_WORK TO BE COMPLETED_: Could you extract every entry below and reproduce it exactly?

== DATA FOR THIS EXERCISE ==

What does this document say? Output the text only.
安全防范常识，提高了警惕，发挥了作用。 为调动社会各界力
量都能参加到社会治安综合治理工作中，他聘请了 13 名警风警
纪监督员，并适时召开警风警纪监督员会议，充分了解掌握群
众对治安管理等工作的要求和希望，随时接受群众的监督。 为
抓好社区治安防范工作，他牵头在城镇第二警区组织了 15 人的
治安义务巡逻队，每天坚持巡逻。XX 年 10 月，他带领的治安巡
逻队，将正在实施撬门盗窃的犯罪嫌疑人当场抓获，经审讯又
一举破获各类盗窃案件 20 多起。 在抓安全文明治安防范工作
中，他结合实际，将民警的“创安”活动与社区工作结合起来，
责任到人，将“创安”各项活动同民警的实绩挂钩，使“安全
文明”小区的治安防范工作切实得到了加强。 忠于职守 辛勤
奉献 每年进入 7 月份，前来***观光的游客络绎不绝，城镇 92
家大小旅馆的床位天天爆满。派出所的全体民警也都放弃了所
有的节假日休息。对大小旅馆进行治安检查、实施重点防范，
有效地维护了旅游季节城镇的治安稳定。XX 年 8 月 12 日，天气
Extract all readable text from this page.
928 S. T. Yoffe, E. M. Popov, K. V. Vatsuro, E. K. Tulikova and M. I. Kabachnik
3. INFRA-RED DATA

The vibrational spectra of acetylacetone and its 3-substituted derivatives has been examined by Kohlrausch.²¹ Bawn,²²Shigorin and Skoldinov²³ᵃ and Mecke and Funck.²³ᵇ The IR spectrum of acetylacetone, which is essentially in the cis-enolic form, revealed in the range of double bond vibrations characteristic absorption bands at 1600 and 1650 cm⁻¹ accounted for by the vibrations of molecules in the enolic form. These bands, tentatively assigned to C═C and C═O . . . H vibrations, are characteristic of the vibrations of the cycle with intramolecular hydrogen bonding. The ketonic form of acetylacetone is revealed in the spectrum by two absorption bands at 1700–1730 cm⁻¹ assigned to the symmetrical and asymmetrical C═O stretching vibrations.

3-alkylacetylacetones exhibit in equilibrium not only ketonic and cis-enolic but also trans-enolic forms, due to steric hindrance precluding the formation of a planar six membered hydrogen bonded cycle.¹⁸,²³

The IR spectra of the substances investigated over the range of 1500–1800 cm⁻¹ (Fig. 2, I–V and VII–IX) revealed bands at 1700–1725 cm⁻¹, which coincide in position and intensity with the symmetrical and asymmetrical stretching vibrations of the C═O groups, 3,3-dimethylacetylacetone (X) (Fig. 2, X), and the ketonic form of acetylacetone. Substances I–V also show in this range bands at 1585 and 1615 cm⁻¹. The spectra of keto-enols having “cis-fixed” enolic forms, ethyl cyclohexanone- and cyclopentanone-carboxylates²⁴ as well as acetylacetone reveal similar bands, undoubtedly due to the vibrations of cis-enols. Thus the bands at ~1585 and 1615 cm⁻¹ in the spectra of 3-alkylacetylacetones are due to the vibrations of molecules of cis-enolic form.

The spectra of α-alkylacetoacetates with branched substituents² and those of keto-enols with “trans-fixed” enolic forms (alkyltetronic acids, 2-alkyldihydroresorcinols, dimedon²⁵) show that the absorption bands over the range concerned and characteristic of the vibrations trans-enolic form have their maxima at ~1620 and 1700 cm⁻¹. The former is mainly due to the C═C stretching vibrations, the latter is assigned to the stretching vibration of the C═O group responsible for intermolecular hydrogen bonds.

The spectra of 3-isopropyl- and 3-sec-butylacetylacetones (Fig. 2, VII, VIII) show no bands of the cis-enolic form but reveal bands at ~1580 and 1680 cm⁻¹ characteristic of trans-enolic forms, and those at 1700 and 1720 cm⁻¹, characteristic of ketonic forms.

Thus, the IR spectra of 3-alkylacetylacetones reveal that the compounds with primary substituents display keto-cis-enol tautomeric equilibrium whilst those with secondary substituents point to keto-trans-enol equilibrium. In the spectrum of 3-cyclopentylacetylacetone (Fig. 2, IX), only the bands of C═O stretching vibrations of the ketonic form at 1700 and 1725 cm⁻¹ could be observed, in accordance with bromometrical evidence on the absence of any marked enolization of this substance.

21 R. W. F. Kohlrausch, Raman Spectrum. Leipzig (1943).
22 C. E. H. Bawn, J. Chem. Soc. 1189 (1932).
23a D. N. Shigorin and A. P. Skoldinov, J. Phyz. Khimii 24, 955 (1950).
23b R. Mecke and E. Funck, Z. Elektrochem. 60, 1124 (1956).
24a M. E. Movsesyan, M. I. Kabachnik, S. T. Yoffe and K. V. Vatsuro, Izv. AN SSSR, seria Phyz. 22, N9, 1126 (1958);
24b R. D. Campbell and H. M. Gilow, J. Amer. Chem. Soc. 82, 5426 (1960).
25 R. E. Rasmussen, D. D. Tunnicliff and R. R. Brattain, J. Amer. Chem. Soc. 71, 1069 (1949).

===

_ANSWER FOR THE TASK_:
What does this document say? Output the text only.
安全防范常识，提高了警惕，发挥了作用。 为调动社会各界力
量都能参加到社会治安综合治理工作中，他聘请了 13 名警风警
纪监督员，并适时召开警风警纪监督员会议，充分了解掌握群
众对治安管理等工作的要求和希望，随时接受群众的监督。 为
抓好社区治安防范工作，他牵头在城镇第二警区组织了 15 人的
治安义务巡逻队，每天坚持巡逻。XX 年 10 月，他带领的治安巡
逻队，将正在实施撬门盗窃的犯罪嫌疑人当场抓获，经审讯又
一举破获各类盗窃案件 20 多起。 在抓安全文明治安防范工作
中，他结合实际，将民警的“创安”活动与社区工作结合起来，
责任到人，将“创安”各项活动同民警的实绩挂钩，使“安全
文明”小区的治安防范工作切实得到了加强。 忠于职守 辛勤
奉献 每年进入 7 月份，前来***观光的游客络绎不绝，城镇 92
家大小旅馆的床位天天爆满。派出所的全体民警也都放弃了所
有的节假日休息。对大小旅馆进行治安检查、实施重点防范，
有效地维护了旅游季节城镇的治安稳定。XX 年 8 月 12 日，天气
Extract all readable text from this page.
928 S. T. Yoffe, E. M. Popov, K. V. Vatsuro, E. K. Tulikova and M. I. Kabachnik
3. INFRA-RED DATA

The vibrational spectra of acetylacetone and its 3-substituted derivatives has been examined by Kohlrausch.²¹ Bawn,²²Shigorin and Skoldinov²³ᵃ and Mecke and Funck.²³ᵇ The IR spectrum of acetylacetone, which is essentially in the cis-enolic form, revealed in the range of double bond vibrations characteristic absorption bands at 1600 and 1650 cm⁻¹ accounted for by the vibrations of molecules in the enolic form. These bands, tentatively assigned to C═C and C═O . . . H vibrations, are characteristic of the vibrations of the cycle with intramolecular hydrogen bonding. The ketonic form of acetylacetone is revealed in the spectrum by two absorption bands at 1700–1730 cm⁻¹ assigned to the symmetrical and asymmetrical C═O stretching vibrations.

3-alkylacetylacetones exhibit in equilibrium not only ketonic and cis-enolic but also trans-enolic forms, due to steric hindrance precluding the formation of a planar six membered hydrogen bonded cycle.¹⁸,²³

The IR spectra of the substances investigated over the range of 1500–1800 cm⁻¹ (Fig. 2, I–V and VII–IX) revealed bands at 1700–1725 cm⁻¹, which coincide in position and intensity with the symmetrical and asymmetrical stretching vibrations of the C═O groups, 3,3-dimethylacetylacetone (X) (Fig. 2, X), and the ketonic form of acetylacetone. Substances I–V also show in this range bands at 1585 and 1615 cm⁻¹. The spectra of keto-enols having “cis-fixed” enolic forms, ethyl cyclohexanone- and cyclopentanone-carboxylates²⁴ as well as acetylacetone reveal similar bands, undoubtedly due to the vibrations of cis-enols. Thus the bands at ~1585 and 1615 cm⁻¹ in the spectra of 3-alkylacetylacetones are due to the vibrations of molecules of cis-enolic form.

The spectra of α-alkylacetoacetates with branched substituents² and those of keto-enols with “trans-fixed” enolic forms (alkyltetronic acids, 2-alkyldihydroresorcinols, dimedon²⁵) show that the absorption bands over the range concerned and characteristic of the vibrations trans-enolic form have their maxima at ~1620 and 1700 cm⁻¹. The former is mainly due to the C═C stretching vibrations, the latter is assigned to the stretching vibration of the C═O group responsible for intermolecular hydrogen bonds.

The spectra of 3-isopropyl- and 3-sec-butylacetylacetones (Fig. 2, VII, VIII) show no bands of the cis-enolic form but reveal bands at ~1580 and 1680 cm⁻¹ characteristic of trans-enolic forms, and those at 1700 and 1720 cm⁻¹, characteristic of ketonic forms.

Thus, the IR spectra of 3-alkylacetylacetones reveal that the compounds with primary substituents display keto-cis-enol tautomeric equilibrium whilst those with secondary substituents point to keto-trans-enol equilibrium. In the spectrum of 3-cyclopentylacetylacetone (Fig. 2, IX), only the bands of C═O stretching vibrations of the ketonic form at 1700 and 1725 cm⁻¹ could be observed, in accordance with bromometrical evidence on the absence of any marked enolization of this substance.

21 R. W. F. Kohlrausch, Raman Spectrum. Leipzig (1943).
22 C. E. H. Bawn, J. Chem. Soc. 1189 (1932).
23a D. N. Shigorin and A. P. Skoldinov, J. Phyz. Khimii 24, 955 (1950).
23b R. Mecke and E. Funck, Z. Elektrochem. 60, 1124 (1956).
24a M. E. Movsesyan, M. I. Kabachnik, S. T. Yoffe and K. V. Vatsuro, Izv. AN SSSR, seria Phyz. 22, N9, 1126 (1958);
24b R. D. Campbell and H. M. Gilow, J. Amer. Chem. Soc. 82, 5426 (1960).
25 R. E. Rasmussen, D. D. Tunnicliff and R. R. Brattain, J. Amer. Chem. Soc. 71, 1069 (1949).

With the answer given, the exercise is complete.